» DATASET EXTRACT:
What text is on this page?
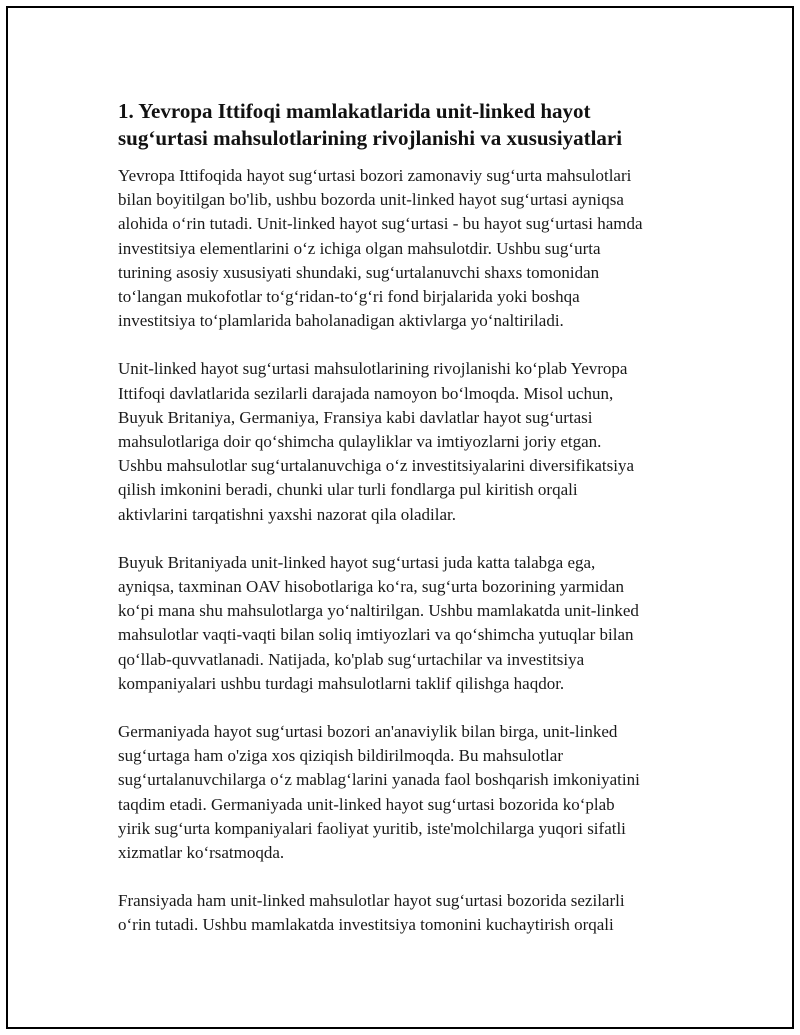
1. Yevropa Ittifoqi mamlakatlarida unit-linked hayot
sug‘urtasi mahsulotlarining rivojlanishi va xususiyatlari

Yevropa Ittifoqida hayot sug‘urtasi bozori zamonaviy sug‘urta mahsulotlari
bilan boyitilgan bo'lib, ushbu bozorda unit-linked hayot sug‘urtasi ayniqsa
alohida o‘rin tutadi. Unit-linked hayot sug‘urtasi - bu hayot sug‘urtasi hamda
investitsiya elementlarini o‘z ichiga olgan mahsulotdir. Ushbu sug‘urta
turining asosiy xususiyati shundaki, sug‘urtalanuvchi shaxs tomonidan
to‘langan mukofotlar to‘g‘ridan-to‘g‘ri fond birjalarida yoki boshqa
investitsiya to‘plamlarida baholanadigan aktivlarga yo‘naltiriladi.

Unit-linked hayot sug‘urtasi mahsulotlarining rivojlanishi ko‘plab Yevropa
Ittifoqi davlatlarida sezilarli darajada namoyon bo‘lmoqda. Misol uchun,
Buyuk Britaniya, Germaniya, Fransiya kabi davlatlar hayot sug‘urtasi
mahsulotlariga doir qo‘shimcha qulayliklar va imtiyozlarni joriy etgan.
Ushbu mahsulotlar sug‘urtalanuvchiga o‘z investitsiyalarini diversifikatsiya
qilish imkonini beradi, chunki ular turli fondlarga pul kiritish orqali
aktivlarini tarqatishni yaxshi nazorat qila oladilar.

Buyuk Britaniyada unit-linked hayot sug‘urtasi juda katta talabga ega,
ayniqsa, taxminan OAV hisobotlariga ko‘ra, sug‘urta bozorining yarmidan
ko‘pi mana shu mahsulotlarga yo‘naltirilgan. Ushbu mamlakatda unit-linked
mahsulotlar vaqti-vaqti bilan soliq imtiyozlari va qo‘shimcha yutuqlar bilan
qo‘llab-quvvatlanadi. Natijada, ko'plab sug‘urtachilar va investitsiya
kompaniyalari ushbu turdagi mahsulotlarni taklif qilishga haqdor.

Germaniyada hayot sug‘urtasi bozori an'anaviylik bilan birga, unit-linked
sug‘urtaga ham o'ziga xos qiziqish bildirilmoqda. Bu mahsulotlar
sug‘urtalanuvchilarga o‘z mablag‘larini yanada faol boshqarish imkoniyatini
taqdim etadi. Germaniyada unit-linked hayot sug‘urtasi bozorida ko‘plab
yirik sug‘urta kompaniyalari faoliyat yuritib, iste'molchilarga yuqori sifatli
xizmatlar ko‘rsatmoqda.

Fransiyada ham unit-linked mahsulotlar hayot sug‘urtasi bozorida sezilarli
o‘rin tutadi. Ushbu mamlakatda investitsiya tomonini kuchaytirish orqali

» GOAL OF THE EXERCISE: Reproduce the full material exactly, excluding the pictures.

» COMPLETE RESPONSE:
What text is on this page?
1. Yevropa Ittifoqi mamlakatlarida unit-linked hayot
sug‘urtasi mahsulotlarining rivojlanishi va xususiyatlari

Yevropa Ittifoqida hayot sug‘urtasi bozori zamonaviy sug‘urta mahsulotlari
bilan boyitilgan bo'lib, ushbu bozorda unit-linked hayot sug‘urtasi ayniqsa
alohida o‘rin tutadi. Unit-linked hayot sug‘urtasi - bu hayot sug‘urtasi hamda
investitsiya elementlarini o‘z ichiga olgan mahsulotdir. Ushbu sug‘urta
turining asosiy xususiyati shundaki, sug‘urtalanuvchi shaxs tomonidan
to‘langan mukofotlar to‘g‘ridan-to‘g‘ri fond birjalarida yoki boshqa
investitsiya to‘plamlarida baholanadigan aktivlarga yo‘naltiriladi.

Unit-linked hayot sug‘urtasi mahsulotlarining rivojlanishi ko‘plab Yevropa
Ittifoqi davlatlarida sezilarli darajada namoyon bo‘lmoqda. Misol uchun,
Buyuk Britaniya, Germaniya, Fransiya kabi davlatlar hayot sug‘urtasi
mahsulotlariga doir qo‘shimcha qulayliklar va imtiyozlarni joriy etgan.
Ushbu mahsulotlar sug‘urtalanuvchiga o‘z investitsiyalarini diversifikatsiya
qilish imkonini beradi, chunki ular turli fondlarga pul kiritish orqali
aktivlarini tarqatishni yaxshi nazorat qila oladilar.

Buyuk Britaniyada unit-linked hayot sug‘urtasi juda katta talabga ega,
ayniqsa, taxminan OAV hisobotlariga ko‘ra, sug‘urta bozorining yarmidan
ko‘pi mana shu mahsulotlarga yo‘naltirilgan. Ushbu mamlakatda unit-linked
mahsulotlar vaqti-vaqti bilan soliq imtiyozlari va qo‘shimcha yutuqlar bilan
qo‘llab-quvvatlanadi. Natijada, ko'plab sug‘urtachilar va investitsiya
kompaniyalari ushbu turdagi mahsulotlarni taklif qilishga haqdor.

Germaniyada hayot sug‘urtasi bozori an'anaviylik bilan birga, unit-linked
sug‘urtaga ham o'ziga xos qiziqish bildirilmoqda. Bu mahsulotlar
sug‘urtalanuvchilarga o‘z mablag‘larini yanada faol boshqarish imkoniyatini
taqdim etadi. Germaniyada unit-linked hayot sug‘urtasi bozorida ko‘plab
yirik sug‘urta kompaniyalari faoliyat yuritib, iste'molchilarga yuqori sifatli
xizmatlar ko‘rsatmoqda.

Fransiyada ham unit-linked mahsulotlar hayot sug‘urtasi bozorida sezilarli
o‘rin tutadi. Ushbu mamlakatda investitsiya tomonini kuchaytirish orqali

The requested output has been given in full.